+++ Dataset entries

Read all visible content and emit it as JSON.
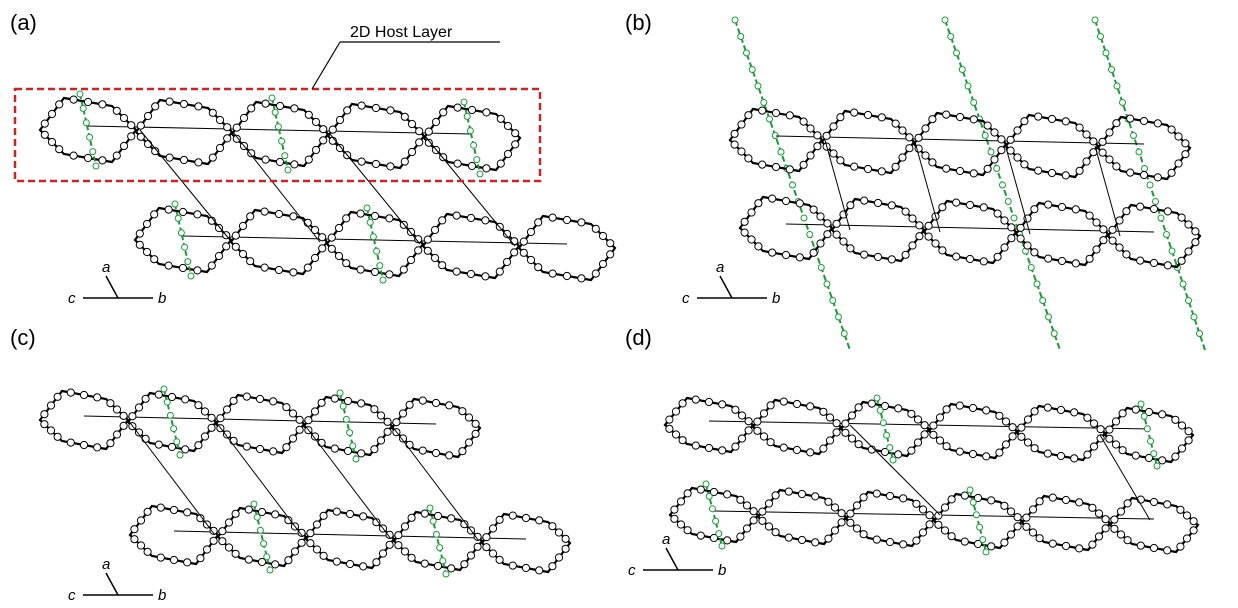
{
  "panels": [
    {
      "label": "(a)",
      "axis_a": "a",
      "axis_b": "b",
      "axis_c": "c"
    },
    {
      "label": "(b)",
      "axis_a": "a",
      "axis_b": "b",
      "axis_c": "c"
    },
    {
      "label": "(c)",
      "axis_a": "a",
      "axis_b": "b",
      "axis_c": "c"
    },
    {
      "label": "(d)",
      "axis_a": "a",
      "axis_b": "b",
      "axis_c": "c"
    }
  ],
  "annotation": "2D Host Layer"
}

++++++

Requirements
Do not copy the pictures, but repeat every line exactly.

Output
Read all visible content and emit it as JSON.
{
  "panels": [
    {
      "label": "(a)",
      "axis_a": "a",
      "axis_b": "b",
      "axis_c": "c"
    },
    {
      "label": "(b)",
      "axis_a": "a",
      "axis_b": "b",
      "axis_c": "c"
    },
    {
      "label": "(c)",
      "axis_a": "a",
      "axis_b": "b",
      "axis_c": "c"
    },
    {
      "label": "(d)",
      "axis_a": "a",
      "axis_b": "b",
      "axis_c": "c"
    }
  ],
  "annotation": "2D Host Layer"
}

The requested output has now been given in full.